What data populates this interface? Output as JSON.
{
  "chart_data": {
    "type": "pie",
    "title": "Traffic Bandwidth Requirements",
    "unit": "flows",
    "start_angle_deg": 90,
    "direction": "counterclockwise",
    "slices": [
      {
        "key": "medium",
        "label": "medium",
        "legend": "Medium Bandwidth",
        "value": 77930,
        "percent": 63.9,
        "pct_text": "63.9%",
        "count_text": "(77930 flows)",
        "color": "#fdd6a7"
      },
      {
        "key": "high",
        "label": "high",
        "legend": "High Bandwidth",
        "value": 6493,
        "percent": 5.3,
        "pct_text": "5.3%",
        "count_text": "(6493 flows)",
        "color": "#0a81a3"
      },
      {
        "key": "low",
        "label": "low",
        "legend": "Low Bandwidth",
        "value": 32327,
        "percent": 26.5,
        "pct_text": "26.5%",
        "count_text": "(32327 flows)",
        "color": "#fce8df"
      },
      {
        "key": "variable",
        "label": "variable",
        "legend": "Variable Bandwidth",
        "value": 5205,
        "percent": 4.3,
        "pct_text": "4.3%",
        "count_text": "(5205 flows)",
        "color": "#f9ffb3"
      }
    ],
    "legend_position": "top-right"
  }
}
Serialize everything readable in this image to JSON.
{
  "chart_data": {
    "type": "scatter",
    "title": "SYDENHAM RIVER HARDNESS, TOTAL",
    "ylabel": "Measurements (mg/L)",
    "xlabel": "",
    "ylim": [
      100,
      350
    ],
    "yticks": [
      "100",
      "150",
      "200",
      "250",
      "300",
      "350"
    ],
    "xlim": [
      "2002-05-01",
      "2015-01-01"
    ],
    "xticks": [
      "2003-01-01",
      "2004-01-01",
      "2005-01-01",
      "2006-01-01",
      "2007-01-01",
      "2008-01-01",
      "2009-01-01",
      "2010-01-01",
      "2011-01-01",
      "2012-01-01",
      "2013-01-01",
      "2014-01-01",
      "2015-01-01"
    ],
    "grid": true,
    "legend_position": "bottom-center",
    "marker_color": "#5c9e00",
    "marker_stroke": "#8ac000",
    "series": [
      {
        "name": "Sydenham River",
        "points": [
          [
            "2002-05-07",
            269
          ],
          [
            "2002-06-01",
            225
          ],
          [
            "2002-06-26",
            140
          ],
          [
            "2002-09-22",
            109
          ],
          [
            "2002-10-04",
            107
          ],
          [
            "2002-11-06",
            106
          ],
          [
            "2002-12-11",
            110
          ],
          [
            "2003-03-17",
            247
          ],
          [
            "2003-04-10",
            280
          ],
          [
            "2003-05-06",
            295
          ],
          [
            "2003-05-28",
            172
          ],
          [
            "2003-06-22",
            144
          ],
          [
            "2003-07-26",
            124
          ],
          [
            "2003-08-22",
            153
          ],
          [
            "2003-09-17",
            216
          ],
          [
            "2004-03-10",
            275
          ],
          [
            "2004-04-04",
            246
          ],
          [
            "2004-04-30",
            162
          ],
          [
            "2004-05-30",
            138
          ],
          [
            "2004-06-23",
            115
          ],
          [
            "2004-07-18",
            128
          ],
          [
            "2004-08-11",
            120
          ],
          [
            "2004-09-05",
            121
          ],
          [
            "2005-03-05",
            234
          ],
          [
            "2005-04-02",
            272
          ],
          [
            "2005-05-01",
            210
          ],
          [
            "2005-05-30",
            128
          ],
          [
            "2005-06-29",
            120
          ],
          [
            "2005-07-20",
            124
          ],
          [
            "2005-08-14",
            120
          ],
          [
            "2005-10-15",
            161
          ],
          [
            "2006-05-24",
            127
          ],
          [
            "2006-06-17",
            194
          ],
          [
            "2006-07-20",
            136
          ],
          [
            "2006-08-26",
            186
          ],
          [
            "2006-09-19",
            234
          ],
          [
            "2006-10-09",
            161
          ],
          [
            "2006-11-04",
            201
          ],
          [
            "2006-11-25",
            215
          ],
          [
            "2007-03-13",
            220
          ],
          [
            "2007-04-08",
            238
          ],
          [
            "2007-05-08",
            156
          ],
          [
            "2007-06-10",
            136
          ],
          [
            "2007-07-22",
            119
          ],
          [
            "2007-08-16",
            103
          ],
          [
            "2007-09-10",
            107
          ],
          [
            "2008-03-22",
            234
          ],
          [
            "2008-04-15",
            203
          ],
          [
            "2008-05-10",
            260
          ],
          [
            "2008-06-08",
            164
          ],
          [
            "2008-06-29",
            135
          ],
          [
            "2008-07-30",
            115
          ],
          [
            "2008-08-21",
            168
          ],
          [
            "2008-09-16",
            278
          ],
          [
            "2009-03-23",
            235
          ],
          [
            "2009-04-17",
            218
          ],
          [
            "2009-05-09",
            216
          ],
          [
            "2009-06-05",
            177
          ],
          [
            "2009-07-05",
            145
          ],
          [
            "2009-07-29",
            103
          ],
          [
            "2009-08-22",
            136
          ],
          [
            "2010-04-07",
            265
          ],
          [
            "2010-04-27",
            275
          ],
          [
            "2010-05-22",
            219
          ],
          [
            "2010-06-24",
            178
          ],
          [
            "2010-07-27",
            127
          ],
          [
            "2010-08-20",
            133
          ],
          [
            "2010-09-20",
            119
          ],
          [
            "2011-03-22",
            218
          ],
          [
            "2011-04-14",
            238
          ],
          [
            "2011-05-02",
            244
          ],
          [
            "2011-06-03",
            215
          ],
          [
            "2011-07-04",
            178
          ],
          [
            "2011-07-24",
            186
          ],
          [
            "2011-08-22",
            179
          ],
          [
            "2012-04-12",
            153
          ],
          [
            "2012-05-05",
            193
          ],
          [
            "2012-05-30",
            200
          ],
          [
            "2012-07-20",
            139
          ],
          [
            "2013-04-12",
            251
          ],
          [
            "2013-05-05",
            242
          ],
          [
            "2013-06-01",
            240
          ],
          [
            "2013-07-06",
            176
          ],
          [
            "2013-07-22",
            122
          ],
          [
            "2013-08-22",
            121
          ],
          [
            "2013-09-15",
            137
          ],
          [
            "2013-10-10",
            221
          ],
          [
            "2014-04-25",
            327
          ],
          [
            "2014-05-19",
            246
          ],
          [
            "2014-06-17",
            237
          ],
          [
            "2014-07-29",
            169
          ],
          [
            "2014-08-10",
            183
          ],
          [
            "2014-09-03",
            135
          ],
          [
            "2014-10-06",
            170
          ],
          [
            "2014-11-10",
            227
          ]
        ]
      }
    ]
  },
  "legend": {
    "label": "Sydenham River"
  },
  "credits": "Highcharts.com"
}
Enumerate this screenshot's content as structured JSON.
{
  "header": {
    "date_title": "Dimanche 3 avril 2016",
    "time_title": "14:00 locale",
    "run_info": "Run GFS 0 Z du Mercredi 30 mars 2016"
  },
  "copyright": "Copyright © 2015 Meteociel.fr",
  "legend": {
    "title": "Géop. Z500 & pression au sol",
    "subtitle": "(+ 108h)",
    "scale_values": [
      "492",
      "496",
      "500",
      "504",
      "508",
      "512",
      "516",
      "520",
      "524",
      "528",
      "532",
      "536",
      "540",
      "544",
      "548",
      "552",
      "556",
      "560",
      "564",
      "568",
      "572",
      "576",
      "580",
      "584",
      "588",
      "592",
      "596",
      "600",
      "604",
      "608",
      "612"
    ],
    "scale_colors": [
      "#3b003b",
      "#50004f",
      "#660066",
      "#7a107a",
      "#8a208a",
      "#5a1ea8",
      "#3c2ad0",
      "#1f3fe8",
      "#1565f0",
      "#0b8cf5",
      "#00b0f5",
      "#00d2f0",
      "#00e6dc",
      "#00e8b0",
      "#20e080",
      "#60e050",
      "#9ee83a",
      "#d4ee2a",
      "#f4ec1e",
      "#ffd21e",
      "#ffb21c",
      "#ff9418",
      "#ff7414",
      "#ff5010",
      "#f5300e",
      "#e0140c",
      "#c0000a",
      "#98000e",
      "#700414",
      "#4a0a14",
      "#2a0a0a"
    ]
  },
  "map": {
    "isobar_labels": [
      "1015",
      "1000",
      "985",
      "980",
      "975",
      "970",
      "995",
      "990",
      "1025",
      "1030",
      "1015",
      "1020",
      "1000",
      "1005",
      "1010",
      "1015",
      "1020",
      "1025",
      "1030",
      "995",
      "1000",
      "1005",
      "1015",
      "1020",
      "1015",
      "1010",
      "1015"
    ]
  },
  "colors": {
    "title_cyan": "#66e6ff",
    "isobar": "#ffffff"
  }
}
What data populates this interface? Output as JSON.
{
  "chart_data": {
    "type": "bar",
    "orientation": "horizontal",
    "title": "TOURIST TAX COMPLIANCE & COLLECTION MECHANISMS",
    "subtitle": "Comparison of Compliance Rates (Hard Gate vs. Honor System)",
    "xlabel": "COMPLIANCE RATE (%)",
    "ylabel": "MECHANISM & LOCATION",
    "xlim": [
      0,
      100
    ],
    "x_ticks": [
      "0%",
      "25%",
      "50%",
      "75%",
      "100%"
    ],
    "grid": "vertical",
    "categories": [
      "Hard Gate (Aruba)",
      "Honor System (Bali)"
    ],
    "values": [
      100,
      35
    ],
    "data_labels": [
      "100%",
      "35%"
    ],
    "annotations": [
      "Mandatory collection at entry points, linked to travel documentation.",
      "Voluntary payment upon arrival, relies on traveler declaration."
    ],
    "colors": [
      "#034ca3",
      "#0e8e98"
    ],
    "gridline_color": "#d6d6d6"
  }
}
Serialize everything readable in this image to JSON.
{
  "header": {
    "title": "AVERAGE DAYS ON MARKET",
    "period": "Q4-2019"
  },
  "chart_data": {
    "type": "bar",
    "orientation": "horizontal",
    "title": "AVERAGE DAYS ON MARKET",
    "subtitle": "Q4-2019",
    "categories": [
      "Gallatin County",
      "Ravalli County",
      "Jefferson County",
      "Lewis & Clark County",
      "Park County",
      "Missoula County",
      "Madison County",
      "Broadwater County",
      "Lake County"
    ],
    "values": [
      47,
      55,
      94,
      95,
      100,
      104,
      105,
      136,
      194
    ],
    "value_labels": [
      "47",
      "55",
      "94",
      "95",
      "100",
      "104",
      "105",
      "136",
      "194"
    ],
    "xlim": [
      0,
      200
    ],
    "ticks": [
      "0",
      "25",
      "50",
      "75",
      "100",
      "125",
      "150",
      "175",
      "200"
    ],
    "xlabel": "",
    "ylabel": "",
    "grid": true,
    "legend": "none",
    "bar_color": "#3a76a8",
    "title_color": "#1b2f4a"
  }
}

- _The problem_
Using the listing above, work out how many of its lines include "Bandwidth", and give only the result.

- _Task result_
5